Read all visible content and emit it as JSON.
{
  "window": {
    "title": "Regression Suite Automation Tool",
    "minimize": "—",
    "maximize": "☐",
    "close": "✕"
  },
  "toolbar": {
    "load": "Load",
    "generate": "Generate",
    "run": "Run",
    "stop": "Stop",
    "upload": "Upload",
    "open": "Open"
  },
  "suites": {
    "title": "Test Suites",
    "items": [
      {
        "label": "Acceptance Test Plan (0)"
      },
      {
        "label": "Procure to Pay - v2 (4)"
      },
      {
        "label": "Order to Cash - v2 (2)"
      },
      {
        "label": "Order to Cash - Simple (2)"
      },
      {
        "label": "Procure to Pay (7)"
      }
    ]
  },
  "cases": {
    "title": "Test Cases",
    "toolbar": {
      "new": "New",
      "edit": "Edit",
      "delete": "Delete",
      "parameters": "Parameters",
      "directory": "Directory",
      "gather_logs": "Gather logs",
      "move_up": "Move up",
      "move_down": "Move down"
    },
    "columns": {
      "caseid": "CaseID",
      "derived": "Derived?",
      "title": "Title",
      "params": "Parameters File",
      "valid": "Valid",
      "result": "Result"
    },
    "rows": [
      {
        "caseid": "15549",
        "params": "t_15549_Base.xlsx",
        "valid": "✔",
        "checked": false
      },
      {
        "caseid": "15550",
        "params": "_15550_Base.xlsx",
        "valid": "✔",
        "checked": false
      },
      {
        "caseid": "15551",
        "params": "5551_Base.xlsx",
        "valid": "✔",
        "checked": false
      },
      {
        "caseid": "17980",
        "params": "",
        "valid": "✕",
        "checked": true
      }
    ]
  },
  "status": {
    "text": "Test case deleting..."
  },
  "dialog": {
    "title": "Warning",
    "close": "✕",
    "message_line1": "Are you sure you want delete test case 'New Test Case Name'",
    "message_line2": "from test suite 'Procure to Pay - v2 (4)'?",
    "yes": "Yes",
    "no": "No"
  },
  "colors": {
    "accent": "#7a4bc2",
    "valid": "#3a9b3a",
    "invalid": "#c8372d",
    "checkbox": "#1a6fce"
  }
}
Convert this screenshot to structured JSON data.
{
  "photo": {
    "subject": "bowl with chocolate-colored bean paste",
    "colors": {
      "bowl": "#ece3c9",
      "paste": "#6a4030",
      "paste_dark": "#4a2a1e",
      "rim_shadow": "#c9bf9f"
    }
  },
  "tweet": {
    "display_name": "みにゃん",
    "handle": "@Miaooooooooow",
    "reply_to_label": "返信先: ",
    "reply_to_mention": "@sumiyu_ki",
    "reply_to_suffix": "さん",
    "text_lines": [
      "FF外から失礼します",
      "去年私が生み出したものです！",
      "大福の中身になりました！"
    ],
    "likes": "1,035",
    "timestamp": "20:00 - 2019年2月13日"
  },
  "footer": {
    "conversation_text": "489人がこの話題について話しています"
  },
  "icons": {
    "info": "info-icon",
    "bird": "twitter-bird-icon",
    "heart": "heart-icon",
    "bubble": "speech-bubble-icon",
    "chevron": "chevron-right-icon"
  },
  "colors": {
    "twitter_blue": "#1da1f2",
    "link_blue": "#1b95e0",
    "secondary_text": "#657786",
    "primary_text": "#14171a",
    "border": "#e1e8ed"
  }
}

*Required work:* Copy out all lines where the word "JSON" appears.

*Result of this exercise:*
Read all visible content and emit it as JSON.
Convert this screenshot to structured JSON data.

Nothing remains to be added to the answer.